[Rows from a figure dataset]
— start —

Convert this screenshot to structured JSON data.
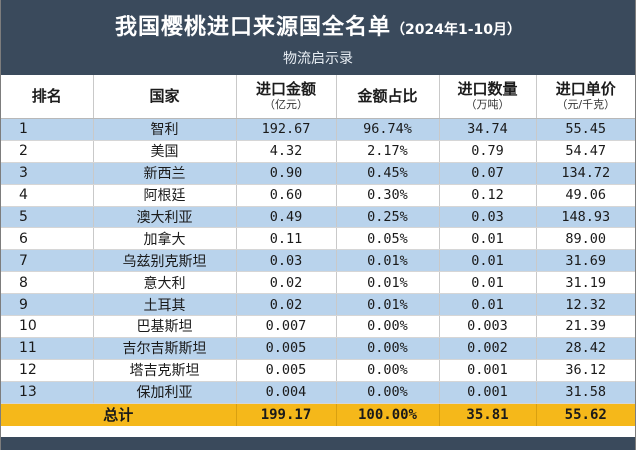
{
  "header": {
    "title": "我国樱桃进口来源国全名单",
    "period": "（2024年1-10月）",
    "subtitle": "物流启示录",
    "bg_color": "#3a4a5c"
  },
  "columns": [
    {
      "label": "排名",
      "unit": ""
    },
    {
      "label": "国家",
      "unit": ""
    },
    {
      "label": "进口金额",
      "unit": "（亿元）"
    },
    {
      "label": "金额占比",
      "unit": ""
    },
    {
      "label": "进口数量",
      "unit": "（万吨）"
    },
    {
      "label": "进口单价",
      "unit": "（元/千克）"
    }
  ],
  "rows": [
    {
      "rank": "1",
      "country": "智利",
      "amount": "192.67",
      "share": "96.74%",
      "quantity": "34.74",
      "price": "55.45"
    },
    {
      "rank": "2",
      "country": "美国",
      "amount": "4.32",
      "share": "2.17%",
      "quantity": "0.79",
      "price": "54.47"
    },
    {
      "rank": "3",
      "country": "新西兰",
      "amount": "0.90",
      "share": "0.45%",
      "quantity": "0.07",
      "price": "134.72"
    },
    {
      "rank": "4",
      "country": "阿根廷",
      "amount": "0.60",
      "share": "0.30%",
      "quantity": "0.12",
      "price": "49.06"
    },
    {
      "rank": "5",
      "country": "澳大利亚",
      "amount": "0.49",
      "share": "0.25%",
      "quantity": "0.03",
      "price": "148.93"
    },
    {
      "rank": "6",
      "country": "加拿大",
      "amount": "0.11",
      "share": "0.05%",
      "quantity": "0.01",
      "price": "89.00"
    },
    {
      "rank": "7",
      "country": "乌兹别克斯坦",
      "amount": "0.03",
      "share": "0.01%",
      "quantity": "0.01",
      "price": "31.69"
    },
    {
      "rank": "8",
      "country": "意大利",
      "amount": "0.02",
      "share": "0.01%",
      "quantity": "0.01",
      "price": "31.19"
    },
    {
      "rank": "9",
      "country": "土耳其",
      "amount": "0.02",
      "share": "0.01%",
      "quantity": "0.01",
      "price": "12.32"
    },
    {
      "rank": "10",
      "country": "巴基斯坦",
      "amount": "0.007",
      "share": "0.00%",
      "quantity": "0.003",
      "price": "21.39"
    },
    {
      "rank": "11",
      "country": "吉尔吉斯斯坦",
      "amount": "0.005",
      "share": "0.00%",
      "quantity": "0.002",
      "price": "28.42"
    },
    {
      "rank": "12",
      "country": "塔吉克斯坦",
      "amount": "0.005",
      "share": "0.00%",
      "quantity": "0.001",
      "price": "36.12"
    },
    {
      "rank": "13",
      "country": "保加利亚",
      "amount": "0.004",
      "share": "0.00%",
      "quantity": "0.001",
      "price": "31.58"
    }
  ],
  "total": {
    "label": "总计",
    "amount": "199.17",
    "share": "100.00%",
    "quantity": "35.81",
    "price": "55.62"
  },
  "colors": {
    "row_stripe": "#b9d3ec",
    "total_bg": "#f5b81a"
  }
}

— end —

[What you should do] Reproduce every entry exactly, but omit each picture.

[Result of the task]
Convert this screenshot to structured JSON data.
{
  "header": {
    "title": "我国樱桃进口来源国全名单",
    "period": "（2024年1-10月）",
    "subtitle": "物流启示录",
    "bg_color": "#3a4a5c"
  },
  "columns": [
    {
      "label": "排名",
      "unit": ""
    },
    {
      "label": "国家",
      "unit": ""
    },
    {
      "label": "进口金额",
      "unit": "（亿元）"
    },
    {
      "label": "金额占比",
      "unit": ""
    },
    {
      "label": "进口数量",
      "unit": "（万吨）"
    },
    {
      "label": "进口单价",
      "unit": "（元/千克）"
    }
  ],
  "rows": [
    {
      "rank": "1",
      "country": "智利",
      "amount": "192.67",
      "share": "96.74%",
      "quantity": "34.74",
      "price": "55.45"
    },
    {
      "rank": "2",
      "country": "美国",
      "amount": "4.32",
      "share": "2.17%",
      "quantity": "0.79",
      "price": "54.47"
    },
    {
      "rank": "3",
      "country": "新西兰",
      "amount": "0.90",
      "share": "0.45%",
      "quantity": "0.07",
      "price": "134.72"
    },
    {
      "rank": "4",
      "country": "阿根廷",
      "amount": "0.60",
      "share": "0.30%",
      "quantity": "0.12",
      "price": "49.06"
    },
    {
      "rank": "5",
      "country": "澳大利亚",
      "amount": "0.49",
      "share": "0.25%",
      "quantity": "0.03",
      "price": "148.93"
    },
    {
      "rank": "6",
      "country": "加拿大",
      "amount": "0.11",
      "share": "0.05%",
      "quantity": "0.01",
      "price": "89.00"
    },
    {
      "rank": "7",
      "country": "乌兹别克斯坦",
      "amount": "0.03",
      "share": "0.01%",
      "quantity": "0.01",
      "price": "31.69"
    },
    {
      "rank": "8",
      "country": "意大利",
      "amount": "0.02",
      "share": "0.01%",
      "quantity": "0.01",
      "price": "31.19"
    },
    {
      "rank": "9",
      "country": "土耳其",
      "amount": "0.02",
      "share": "0.01%",
      "quantity": "0.01",
      "price": "12.32"
    },
    {
      "rank": "10",
      "country": "巴基斯坦",
      "amount": "0.007",
      "share": "0.00%",
      "quantity": "0.003",
      "price": "21.39"
    },
    {
      "rank": "11",
      "country": "吉尔吉斯斯坦",
      "amount": "0.005",
      "share": "0.00%",
      "quantity": "0.002",
      "price": "28.42"
    },
    {
      "rank": "12",
      "country": "塔吉克斯坦",
      "amount": "0.005",
      "share": "0.00%",
      "quantity": "0.001",
      "price": "36.12"
    },
    {
      "rank": "13",
      "country": "保加利亚",
      "amount": "0.004",
      "share": "0.00%",
      "quantity": "0.001",
      "price": "31.58"
    }
  ],
  "total": {
    "label": "总计",
    "amount": "199.17",
    "share": "100.00%",
    "quantity": "35.81",
    "price": "55.62"
  },
  "colors": {
    "row_stripe": "#b9d3ec",
    "total_bg": "#f5b81a"
  }
}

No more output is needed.